**EXCERPTED RECORDS:**
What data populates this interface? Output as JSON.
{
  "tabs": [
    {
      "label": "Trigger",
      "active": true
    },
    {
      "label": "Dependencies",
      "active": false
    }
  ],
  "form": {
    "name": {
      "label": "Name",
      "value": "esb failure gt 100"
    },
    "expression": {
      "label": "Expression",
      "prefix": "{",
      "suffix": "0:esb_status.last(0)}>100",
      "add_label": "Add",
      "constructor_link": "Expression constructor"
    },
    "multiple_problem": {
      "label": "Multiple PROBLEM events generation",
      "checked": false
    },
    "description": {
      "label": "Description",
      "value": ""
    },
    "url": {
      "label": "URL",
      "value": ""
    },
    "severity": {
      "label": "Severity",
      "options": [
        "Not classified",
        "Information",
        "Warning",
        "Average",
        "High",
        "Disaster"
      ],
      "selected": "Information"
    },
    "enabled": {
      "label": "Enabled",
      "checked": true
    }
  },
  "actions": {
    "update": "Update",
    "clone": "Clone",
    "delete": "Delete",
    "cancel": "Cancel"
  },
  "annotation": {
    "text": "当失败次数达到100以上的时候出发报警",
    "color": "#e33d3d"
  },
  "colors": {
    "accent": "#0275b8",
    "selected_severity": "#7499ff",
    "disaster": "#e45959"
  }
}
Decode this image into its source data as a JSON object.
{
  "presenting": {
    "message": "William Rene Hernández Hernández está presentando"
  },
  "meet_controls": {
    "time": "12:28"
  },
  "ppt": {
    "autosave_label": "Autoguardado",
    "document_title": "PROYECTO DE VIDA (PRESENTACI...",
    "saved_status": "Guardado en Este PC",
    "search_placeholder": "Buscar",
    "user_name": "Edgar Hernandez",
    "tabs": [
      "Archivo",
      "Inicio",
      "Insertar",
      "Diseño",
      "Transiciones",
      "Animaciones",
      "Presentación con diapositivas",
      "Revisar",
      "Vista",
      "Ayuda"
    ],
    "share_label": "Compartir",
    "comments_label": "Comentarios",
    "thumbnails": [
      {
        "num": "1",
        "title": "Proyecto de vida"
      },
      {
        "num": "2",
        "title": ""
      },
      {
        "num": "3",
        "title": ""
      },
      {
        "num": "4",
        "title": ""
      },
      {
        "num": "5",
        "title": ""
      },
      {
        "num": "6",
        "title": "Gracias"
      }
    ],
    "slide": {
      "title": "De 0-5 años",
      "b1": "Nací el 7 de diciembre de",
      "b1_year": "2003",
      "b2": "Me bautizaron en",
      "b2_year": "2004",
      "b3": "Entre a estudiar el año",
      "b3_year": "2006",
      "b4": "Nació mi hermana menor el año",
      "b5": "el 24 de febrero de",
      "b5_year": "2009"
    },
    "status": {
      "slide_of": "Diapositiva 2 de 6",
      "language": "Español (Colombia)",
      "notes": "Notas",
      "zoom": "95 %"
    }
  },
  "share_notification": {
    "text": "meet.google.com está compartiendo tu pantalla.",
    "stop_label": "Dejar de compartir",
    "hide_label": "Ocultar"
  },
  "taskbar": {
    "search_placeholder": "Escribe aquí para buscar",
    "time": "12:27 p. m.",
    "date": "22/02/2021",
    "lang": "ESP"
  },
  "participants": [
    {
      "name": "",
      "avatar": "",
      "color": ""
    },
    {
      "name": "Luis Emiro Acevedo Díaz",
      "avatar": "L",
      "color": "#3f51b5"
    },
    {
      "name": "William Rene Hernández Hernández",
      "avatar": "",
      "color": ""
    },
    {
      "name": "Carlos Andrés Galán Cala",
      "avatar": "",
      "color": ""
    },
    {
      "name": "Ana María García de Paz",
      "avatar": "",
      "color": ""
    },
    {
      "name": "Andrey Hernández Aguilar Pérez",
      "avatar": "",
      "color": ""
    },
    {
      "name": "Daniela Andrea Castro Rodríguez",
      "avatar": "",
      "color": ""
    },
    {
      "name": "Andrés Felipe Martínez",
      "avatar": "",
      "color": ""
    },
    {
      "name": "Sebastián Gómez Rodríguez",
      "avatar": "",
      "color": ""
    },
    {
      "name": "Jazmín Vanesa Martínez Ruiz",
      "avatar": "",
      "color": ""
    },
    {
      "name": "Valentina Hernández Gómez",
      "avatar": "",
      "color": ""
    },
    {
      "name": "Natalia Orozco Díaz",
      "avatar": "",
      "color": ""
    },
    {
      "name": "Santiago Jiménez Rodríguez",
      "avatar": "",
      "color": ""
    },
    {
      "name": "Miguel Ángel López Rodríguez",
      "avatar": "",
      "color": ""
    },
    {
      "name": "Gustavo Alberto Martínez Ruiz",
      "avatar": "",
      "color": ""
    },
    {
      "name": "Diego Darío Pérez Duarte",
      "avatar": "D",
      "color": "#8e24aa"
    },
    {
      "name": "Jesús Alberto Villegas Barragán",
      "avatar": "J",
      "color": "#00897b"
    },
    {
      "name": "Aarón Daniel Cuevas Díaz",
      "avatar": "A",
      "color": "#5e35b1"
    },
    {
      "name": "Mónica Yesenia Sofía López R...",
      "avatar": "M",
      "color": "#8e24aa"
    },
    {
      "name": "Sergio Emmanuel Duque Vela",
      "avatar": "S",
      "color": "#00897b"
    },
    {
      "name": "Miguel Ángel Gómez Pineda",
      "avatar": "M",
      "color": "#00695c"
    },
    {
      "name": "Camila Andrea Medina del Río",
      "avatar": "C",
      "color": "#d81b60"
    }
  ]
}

**DIRECTIONS FOR THIS TASK:** Recopy the entries above exactly, with every line included.

**EXERCISE ANSWER:**
What data populates this interface? Output as JSON.
{
  "tabs": [
    {
      "label": "Trigger",
      "active": true
    },
    {
      "label": "Dependencies",
      "active": false
    }
  ],
  "form": {
    "name": {
      "label": "Name",
      "value": "esb failure gt 100"
    },
    "expression": {
      "label": "Expression",
      "prefix": "{",
      "suffix": "0:esb_status.last(0)}>100",
      "add_label": "Add",
      "constructor_link": "Expression constructor"
    },
    "multiple_problem": {
      "label": "Multiple PROBLEM events generation",
      "checked": false
    },
    "description": {
      "label": "Description",
      "value": ""
    },
    "url": {
      "label": "URL",
      "value": ""
    },
    "severity": {
      "label": "Severity",
      "options": [
        "Not classified",
        "Information",
        "Warning",
        "Average",
        "High",
        "Disaster"
      ],
      "selected": "Information"
    },
    "enabled": {
      "label": "Enabled",
      "checked": true
    }
  },
  "actions": {
    "update": "Update",
    "clone": "Clone",
    "delete": "Delete",
    "cancel": "Cancel"
  },
  "annotation": {
    "text": "当失败次数达到100以上的时候出发报警",
    "color": "#e33d3d"
  },
  "colors": {
    "accent": "#0275b8",
    "selected_severity": "#7499ff",
    "disaster": "#e45959"
  }
}
Decode this image into its source data as a JSON object.
{
  "presenting": {
    "message": "William Rene Hernández Hernández está presentando"
  },
  "meet_controls": {
    "time": "12:28"
  },
  "ppt": {
    "autosave_label": "Autoguardado",
    "document_title": "PROYECTO DE VIDA (PRESENTACI...",
    "saved_status": "Guardado en Este PC",
    "search_placeholder": "Buscar",
    "user_name": "Edgar Hernandez",
    "tabs": [
      "Archivo",
      "Inicio",
      "Insertar",
      "Diseño",
      "Transiciones",
      "Animaciones",
      "Presentación con diapositivas",
      "Revisar",
      "Vista",
      "Ayuda"
    ],
    "share_label": "Compartir",
    "comments_label": "Comentarios",
    "thumbnails": [
      {
        "num": "1",
        "title": "Proyecto de vida"
      },
      {
        "num": "2",
        "title": ""
      },
      {
        "num": "3",
        "title": ""
      },
      {
        "num": "4",
        "title": ""
      },
      {
        "num": "5",
        "title": ""
      },
      {
        "num": "6",
        "title": "Gracias"
      }
    ],
    "slide": {
      "title": "De 0-5 años",
      "b1": "Nací el 7 de diciembre de",
      "b1_year": "2003",
      "b2": "Me bautizaron en",
      "b2_year": "2004",
      "b3": "Entre a estudiar el año",
      "b3_year": "2006",
      "b4": "Nació mi hermana menor el año",
      "b5": "el 24 de febrero de",
      "b5_year": "2009"
    },
    "status": {
      "slide_of": "Diapositiva 2 de 6",
      "language": "Español (Colombia)",
      "notes": "Notas",
      "zoom": "95 %"
    }
  },
  "share_notification": {
    "text": "meet.google.com está compartiendo tu pantalla.",
    "stop_label": "Dejar de compartir",
    "hide_label": "Ocultar"
  },
  "taskbar": {
    "search_placeholder": "Escribe aquí para buscar",
    "time": "12:27 p. m.",
    "date": "22/02/2021",
    "lang": "ESP"
  },
  "participants": [
    {
      "name": "",
      "avatar": "",
      "color": ""
    },
    {
      "name": "Luis Emiro Acevedo Díaz",
      "avatar": "L",
      "color": "#3f51b5"
    },
    {
      "name": "William Rene Hernández Hernández",
      "avatar": "",
      "color": ""
    },
    {
      "name": "Carlos Andrés Galán Cala",
      "avatar": "",
      "color": ""
    },
    {
      "name": "Ana María García de Paz",
      "avatar": "",
      "color": ""
    },
    {
      "name": "Andrey Hernández Aguilar Pérez",
      "avatar": "",
      "color": ""
    },
    {
      "name": "Daniela Andrea Castro Rodríguez",
      "avatar": "",
      "color": ""
    },
    {
      "name": "Andrés Felipe Martínez",
      "avatar": "",
      "color": ""
    },
    {
      "name": "Sebastián Gómez Rodríguez",
      "avatar": "",
      "color": ""
    },
    {
      "name": "Jazmín Vanesa Martínez Ruiz",
      "avatar": "",
      "color": ""
    },
    {
      "name": "Valentina Hernández Gómez",
      "avatar": "",
      "color": ""
    },
    {
      "name": "Natalia Orozco Díaz",
      "avatar": "",
      "color": ""
    },
    {
      "name": "Santiago Jiménez Rodríguez",
      "avatar": "",
      "color": ""
    },
    {
      "name": "Miguel Ángel López Rodríguez",
      "avatar": "",
      "color": ""
    },
    {
      "name": "Gustavo Alberto Martínez Ruiz",
      "avatar": "",
      "color": ""
    },
    {
      "name": "Diego Darío Pérez Duarte",
      "avatar": "D",
      "color": "#8e24aa"
    },
    {
      "name": "Jesús Alberto Villegas Barragán",
      "avatar": "J",
      "color": "#00897b"
    },
    {
      "name": "Aarón Daniel Cuevas Díaz",
      "avatar": "A",
      "color": "#5e35b1"
    },
    {
      "name": "Mónica Yesenia Sofía López R...",
      "avatar": "M",
      "color": "#8e24aa"
    },
    {
      "name": "Sergio Emmanuel Duque Vela",
      "avatar": "S",
      "color": "#00897b"
    },
    {
      "name": "Miguel Ángel Gómez Pineda",
      "avatar": "M",
      "color": "#00695c"
    },
    {
      "name": "Camila Andrea Medina del Río",
      "avatar": "C",
      "color": "#d81b60"
    }
  ]
}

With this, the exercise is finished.